▸ EXERCISE OBJECTIVE: Using the entries below, return word for word the lines from the one containing "Parse this screenshot: output" up to and including the last.

Begin INFORMATION SHOWN

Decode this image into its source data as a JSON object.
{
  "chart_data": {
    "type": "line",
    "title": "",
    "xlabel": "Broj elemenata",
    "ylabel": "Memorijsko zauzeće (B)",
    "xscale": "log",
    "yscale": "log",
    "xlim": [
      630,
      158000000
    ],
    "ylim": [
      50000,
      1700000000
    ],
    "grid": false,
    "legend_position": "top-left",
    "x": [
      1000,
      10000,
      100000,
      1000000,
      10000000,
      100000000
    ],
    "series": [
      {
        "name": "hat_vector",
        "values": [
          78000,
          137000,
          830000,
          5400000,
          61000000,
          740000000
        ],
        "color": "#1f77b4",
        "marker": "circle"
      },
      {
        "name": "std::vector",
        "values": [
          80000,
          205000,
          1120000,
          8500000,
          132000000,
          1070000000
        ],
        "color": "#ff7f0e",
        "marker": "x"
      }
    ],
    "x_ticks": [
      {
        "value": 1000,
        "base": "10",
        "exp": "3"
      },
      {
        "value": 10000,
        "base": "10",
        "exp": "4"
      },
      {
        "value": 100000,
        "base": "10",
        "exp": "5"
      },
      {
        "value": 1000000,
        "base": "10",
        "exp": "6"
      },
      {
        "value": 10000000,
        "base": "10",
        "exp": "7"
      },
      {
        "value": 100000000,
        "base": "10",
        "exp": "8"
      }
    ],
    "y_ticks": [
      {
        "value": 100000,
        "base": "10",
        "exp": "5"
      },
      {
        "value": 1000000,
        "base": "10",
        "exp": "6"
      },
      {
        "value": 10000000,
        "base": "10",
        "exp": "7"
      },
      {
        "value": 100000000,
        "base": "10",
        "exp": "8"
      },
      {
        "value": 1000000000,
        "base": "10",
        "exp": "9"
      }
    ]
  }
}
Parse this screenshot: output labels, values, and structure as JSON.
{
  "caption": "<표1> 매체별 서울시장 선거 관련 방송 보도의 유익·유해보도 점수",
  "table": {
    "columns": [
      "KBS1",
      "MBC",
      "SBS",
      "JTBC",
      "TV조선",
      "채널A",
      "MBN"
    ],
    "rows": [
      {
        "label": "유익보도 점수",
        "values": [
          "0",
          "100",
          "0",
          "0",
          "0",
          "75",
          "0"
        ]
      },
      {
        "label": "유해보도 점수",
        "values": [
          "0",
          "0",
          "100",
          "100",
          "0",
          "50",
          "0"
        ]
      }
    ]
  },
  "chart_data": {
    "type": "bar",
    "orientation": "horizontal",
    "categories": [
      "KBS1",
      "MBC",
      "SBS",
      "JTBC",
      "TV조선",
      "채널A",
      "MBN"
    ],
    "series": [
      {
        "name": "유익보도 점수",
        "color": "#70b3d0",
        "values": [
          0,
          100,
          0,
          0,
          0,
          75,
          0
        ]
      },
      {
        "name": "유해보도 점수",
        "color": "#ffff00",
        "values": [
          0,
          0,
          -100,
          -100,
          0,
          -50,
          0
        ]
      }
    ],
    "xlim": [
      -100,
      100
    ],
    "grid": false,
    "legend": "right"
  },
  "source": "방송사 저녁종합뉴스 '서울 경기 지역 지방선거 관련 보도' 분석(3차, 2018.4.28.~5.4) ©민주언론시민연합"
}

End INFORMATION SHOWN

▸ FULL RESPONSE:
Parse this screenshot: output labels, values, and structure as JSON.
{
  "caption": "<표1> 매체별 서울시장 선거 관련 방송 보도의 유익·유해보도 점수",
  "table": {
    "columns": [
      "KBS1",
      "MBC",
      "SBS",
      "JTBC",
      "TV조선",
      "채널A",
      "MBN"
    ],
    "rows": [
      {
        "label": "유익보도 점수",
        "values": [
          "0",
          "100",
          "0",
          "0",
          "0",
          "75",
          "0"
        ]
      },
      {
        "label": "유해보도 점수",
        "values": [
          "0",
          "0",
          "100",
          "100",
          "0",
          "50",
          "0"
        ]
      }
    ]
  },
  "chart_data": {
    "type": "bar",
    "orientation": "horizontal",
    "categories": [
      "KBS1",
      "MBC",
      "SBS",
      "JTBC",
      "TV조선",
      "채널A",
      "MBN"
    ],
    "series": [
      {
        "name": "유익보도 점수",
        "color": "#70b3d0",
        "values": [
          0,
          100,
          0,
          0,
          0,
          75,
          0
        ]
      },
      {
        "name": "유해보도 점수",
        "color": "#ffff00",
        "values": [
          0,
          0,
          -100,
          -100,
          0,
          -50,
          0
        ]
      }
    ],
    "xlim": [
      -100,
      100
    ],
    "grid": false,
    "legend": "right"
  },
  "source": "방송사 저녁종합뉴스 '서울 경기 지역 지방선거 관련 보도' 분석(3차, 2018.4.28.~5.4) ©민주언론시민연합"
}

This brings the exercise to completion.